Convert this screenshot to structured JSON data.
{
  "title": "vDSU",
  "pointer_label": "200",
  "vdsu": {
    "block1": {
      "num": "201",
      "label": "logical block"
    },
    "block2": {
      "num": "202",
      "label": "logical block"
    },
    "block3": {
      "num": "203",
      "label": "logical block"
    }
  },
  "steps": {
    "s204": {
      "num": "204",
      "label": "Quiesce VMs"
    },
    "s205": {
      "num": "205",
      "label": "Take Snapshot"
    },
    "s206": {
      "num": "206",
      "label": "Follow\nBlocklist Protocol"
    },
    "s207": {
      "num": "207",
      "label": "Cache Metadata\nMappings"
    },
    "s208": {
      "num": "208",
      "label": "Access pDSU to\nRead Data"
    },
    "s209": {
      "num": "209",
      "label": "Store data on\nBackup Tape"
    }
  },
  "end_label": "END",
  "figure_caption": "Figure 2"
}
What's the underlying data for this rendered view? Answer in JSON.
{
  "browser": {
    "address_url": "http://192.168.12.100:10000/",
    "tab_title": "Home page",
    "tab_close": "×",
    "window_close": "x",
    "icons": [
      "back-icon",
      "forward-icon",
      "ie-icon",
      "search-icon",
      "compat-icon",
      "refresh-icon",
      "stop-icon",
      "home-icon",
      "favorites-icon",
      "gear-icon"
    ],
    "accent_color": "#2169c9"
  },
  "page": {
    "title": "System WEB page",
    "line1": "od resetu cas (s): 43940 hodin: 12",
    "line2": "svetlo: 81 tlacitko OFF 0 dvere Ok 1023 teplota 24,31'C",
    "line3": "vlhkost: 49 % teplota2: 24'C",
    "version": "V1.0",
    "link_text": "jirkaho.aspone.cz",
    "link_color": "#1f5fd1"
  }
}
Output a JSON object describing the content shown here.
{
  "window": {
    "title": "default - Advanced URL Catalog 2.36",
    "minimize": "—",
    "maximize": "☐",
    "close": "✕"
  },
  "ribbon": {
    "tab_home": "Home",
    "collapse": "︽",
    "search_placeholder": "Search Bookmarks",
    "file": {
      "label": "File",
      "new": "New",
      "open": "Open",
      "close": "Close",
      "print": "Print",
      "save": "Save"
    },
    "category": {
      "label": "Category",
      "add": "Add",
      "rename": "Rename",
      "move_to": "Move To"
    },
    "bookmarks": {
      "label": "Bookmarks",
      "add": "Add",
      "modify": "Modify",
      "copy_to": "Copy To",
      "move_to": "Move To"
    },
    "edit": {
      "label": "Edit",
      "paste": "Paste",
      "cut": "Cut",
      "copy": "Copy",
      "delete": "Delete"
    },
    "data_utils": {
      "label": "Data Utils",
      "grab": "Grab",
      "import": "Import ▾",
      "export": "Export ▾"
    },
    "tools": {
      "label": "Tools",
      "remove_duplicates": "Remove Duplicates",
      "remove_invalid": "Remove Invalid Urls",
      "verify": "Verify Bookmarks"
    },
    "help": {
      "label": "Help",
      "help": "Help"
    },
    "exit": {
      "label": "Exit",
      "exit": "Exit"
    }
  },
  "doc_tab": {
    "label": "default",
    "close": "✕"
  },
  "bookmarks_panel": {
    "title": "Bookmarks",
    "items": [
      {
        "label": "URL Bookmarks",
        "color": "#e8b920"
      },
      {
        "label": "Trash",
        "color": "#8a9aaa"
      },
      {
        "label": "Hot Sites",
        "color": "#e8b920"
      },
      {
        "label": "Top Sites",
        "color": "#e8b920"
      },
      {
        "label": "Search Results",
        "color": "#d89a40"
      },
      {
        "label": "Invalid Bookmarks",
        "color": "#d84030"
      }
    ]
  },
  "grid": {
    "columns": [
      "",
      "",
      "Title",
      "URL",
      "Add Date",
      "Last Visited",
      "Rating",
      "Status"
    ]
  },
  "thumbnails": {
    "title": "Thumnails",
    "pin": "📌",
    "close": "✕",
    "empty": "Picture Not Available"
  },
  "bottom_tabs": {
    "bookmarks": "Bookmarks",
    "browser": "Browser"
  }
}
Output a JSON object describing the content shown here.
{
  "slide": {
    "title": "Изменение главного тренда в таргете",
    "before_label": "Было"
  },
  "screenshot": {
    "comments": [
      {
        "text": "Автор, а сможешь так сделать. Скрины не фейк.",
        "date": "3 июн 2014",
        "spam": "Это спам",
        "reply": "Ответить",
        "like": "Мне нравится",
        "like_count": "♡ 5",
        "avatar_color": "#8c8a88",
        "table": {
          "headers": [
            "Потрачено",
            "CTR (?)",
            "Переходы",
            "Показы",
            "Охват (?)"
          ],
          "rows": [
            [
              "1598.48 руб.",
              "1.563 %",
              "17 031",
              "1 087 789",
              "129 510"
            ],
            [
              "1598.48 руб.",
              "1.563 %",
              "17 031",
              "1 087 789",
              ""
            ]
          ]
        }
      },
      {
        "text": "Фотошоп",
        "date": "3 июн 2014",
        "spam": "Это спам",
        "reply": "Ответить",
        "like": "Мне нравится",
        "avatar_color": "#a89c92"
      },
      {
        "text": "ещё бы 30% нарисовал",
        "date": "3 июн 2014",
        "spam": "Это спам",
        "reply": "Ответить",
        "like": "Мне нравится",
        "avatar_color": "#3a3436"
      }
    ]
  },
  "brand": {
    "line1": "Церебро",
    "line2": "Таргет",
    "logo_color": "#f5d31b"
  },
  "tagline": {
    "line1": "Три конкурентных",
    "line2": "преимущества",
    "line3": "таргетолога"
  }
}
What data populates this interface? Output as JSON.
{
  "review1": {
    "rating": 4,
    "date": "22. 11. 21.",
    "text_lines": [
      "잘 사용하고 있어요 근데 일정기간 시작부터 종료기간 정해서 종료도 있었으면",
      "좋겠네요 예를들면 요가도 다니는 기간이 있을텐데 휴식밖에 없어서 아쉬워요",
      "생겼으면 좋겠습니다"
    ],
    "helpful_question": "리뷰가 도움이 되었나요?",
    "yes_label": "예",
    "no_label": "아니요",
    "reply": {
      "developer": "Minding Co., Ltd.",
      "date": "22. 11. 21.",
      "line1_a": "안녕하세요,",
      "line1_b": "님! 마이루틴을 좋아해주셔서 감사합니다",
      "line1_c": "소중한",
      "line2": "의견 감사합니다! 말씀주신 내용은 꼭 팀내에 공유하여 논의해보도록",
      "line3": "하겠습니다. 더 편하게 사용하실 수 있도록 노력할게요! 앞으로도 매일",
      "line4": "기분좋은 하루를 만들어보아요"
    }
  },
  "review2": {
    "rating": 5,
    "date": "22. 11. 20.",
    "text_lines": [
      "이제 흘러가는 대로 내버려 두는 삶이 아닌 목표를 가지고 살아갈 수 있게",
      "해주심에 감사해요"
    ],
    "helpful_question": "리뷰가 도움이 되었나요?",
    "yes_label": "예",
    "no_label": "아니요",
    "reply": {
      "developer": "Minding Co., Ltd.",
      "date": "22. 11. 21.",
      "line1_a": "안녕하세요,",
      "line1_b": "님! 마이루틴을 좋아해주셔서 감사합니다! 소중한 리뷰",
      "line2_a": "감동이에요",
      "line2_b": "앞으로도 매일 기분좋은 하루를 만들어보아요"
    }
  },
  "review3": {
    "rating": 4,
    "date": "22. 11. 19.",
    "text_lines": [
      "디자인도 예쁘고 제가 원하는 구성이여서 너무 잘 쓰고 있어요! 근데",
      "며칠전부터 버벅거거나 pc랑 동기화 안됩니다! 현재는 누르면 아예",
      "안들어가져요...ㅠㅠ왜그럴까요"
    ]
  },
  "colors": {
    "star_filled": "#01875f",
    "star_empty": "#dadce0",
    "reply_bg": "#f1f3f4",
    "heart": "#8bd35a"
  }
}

▶ _Stated goal_: All lines from the line containing "What data populates" through the end of the listing above are to be duplicated exactly; include both ends and nothing further.

▶ _Response_:
What data populates this interface? Output as JSON.
{
  "review1": {
    "rating": 4,
    "date": "22. 11. 21.",
    "text_lines": [
      "잘 사용하고 있어요 근데 일정기간 시작부터 종료기간 정해서 종료도 있었으면",
      "좋겠네요 예를들면 요가도 다니는 기간이 있을텐데 휴식밖에 없어서 아쉬워요",
      "생겼으면 좋겠습니다"
    ],
    "helpful_question": "리뷰가 도움이 되었나요?",
    "yes_label": "예",
    "no_label": "아니요",
    "reply": {
      "developer": "Minding Co., Ltd.",
      "date": "22. 11. 21.",
      "line1_a": "안녕하세요,",
      "line1_b": "님! 마이루틴을 좋아해주셔서 감사합니다",
      "line1_c": "소중한",
      "line2": "의견 감사합니다! 말씀주신 내용은 꼭 팀내에 공유하여 논의해보도록",
      "line3": "하겠습니다. 더 편하게 사용하실 수 있도록 노력할게요! 앞으로도 매일",
      "line4": "기분좋은 하루를 만들어보아요"
    }
  },
  "review2": {
    "rating": 5,
    "date": "22. 11. 20.",
    "text_lines": [
      "이제 흘러가는 대로 내버려 두는 삶이 아닌 목표를 가지고 살아갈 수 있게",
      "해주심에 감사해요"
    ],
    "helpful_question": "리뷰가 도움이 되었나요?",
    "yes_label": "예",
    "no_label": "아니요",
    "reply": {
      "developer": "Minding Co., Ltd.",
      "date": "22. 11. 21.",
      "line1_a": "안녕하세요,",
      "line1_b": "님! 마이루틴을 좋아해주셔서 감사합니다! 소중한 리뷰",
      "line2_a": "감동이에요",
      "line2_b": "앞으로도 매일 기분좋은 하루를 만들어보아요"
    }
  },
  "review3": {
    "rating": 4,
    "date": "22. 11. 19.",
    "text_lines": [
      "디자인도 예쁘고 제가 원하는 구성이여서 너무 잘 쓰고 있어요! 근데",
      "며칠전부터 버벅거거나 pc랑 동기화 안됩니다! 현재는 누르면 아예",
      "안들어가져요...ㅠㅠ왜그럴까요"
    ]
  },
  "colors": {
    "star_filled": "#01875f",
    "star_empty": "#dadce0",
    "reply_bg": "#f1f3f4",
    "heart": "#8bd35a"
  }
}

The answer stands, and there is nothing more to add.